━━━ RECORDS FOR THE EXERCISE ━━━

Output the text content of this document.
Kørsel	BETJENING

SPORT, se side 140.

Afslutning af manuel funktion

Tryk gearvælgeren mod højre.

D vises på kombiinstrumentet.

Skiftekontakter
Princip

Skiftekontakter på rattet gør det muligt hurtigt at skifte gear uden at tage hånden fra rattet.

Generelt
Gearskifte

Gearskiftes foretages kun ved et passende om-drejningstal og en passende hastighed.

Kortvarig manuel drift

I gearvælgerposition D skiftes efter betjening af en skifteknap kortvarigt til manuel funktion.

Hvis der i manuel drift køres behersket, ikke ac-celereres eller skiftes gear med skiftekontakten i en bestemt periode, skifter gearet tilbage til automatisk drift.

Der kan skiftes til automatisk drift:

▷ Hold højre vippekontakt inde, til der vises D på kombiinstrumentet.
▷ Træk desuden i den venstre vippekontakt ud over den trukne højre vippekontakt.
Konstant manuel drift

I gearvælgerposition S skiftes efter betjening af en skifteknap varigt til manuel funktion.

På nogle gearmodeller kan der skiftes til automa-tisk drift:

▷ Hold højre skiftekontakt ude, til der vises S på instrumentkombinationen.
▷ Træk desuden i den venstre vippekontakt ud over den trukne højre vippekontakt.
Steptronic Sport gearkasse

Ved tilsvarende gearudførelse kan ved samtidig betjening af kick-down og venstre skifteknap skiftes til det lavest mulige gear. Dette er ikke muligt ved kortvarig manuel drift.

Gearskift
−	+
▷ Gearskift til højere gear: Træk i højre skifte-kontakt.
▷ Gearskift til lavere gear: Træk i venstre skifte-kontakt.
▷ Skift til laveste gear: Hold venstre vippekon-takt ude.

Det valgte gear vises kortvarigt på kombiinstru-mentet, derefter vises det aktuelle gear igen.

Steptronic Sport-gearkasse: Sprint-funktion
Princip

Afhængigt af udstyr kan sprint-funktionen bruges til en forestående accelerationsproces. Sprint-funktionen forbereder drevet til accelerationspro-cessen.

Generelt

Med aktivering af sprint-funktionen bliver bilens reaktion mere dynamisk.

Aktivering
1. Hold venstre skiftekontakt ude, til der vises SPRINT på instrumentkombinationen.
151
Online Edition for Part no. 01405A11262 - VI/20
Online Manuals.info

━━━

DESCRIPTION OF THE TASK
Copy every single line of the material above that holds "Træk".

SOLUTION TO THE PROBLEM
▷ Træk desuden i den venstre vippekontakt ud over den trukne højre vippekontakt.
▷ Træk desuden i den venstre vippekontakt ud over den trukne højre vippekontakt.
▷ Gearskift til højere gear: Træk i højre skifte-kontakt.
▷ Gearskift til lavere gear: Træk i venstre skifte-kontakt.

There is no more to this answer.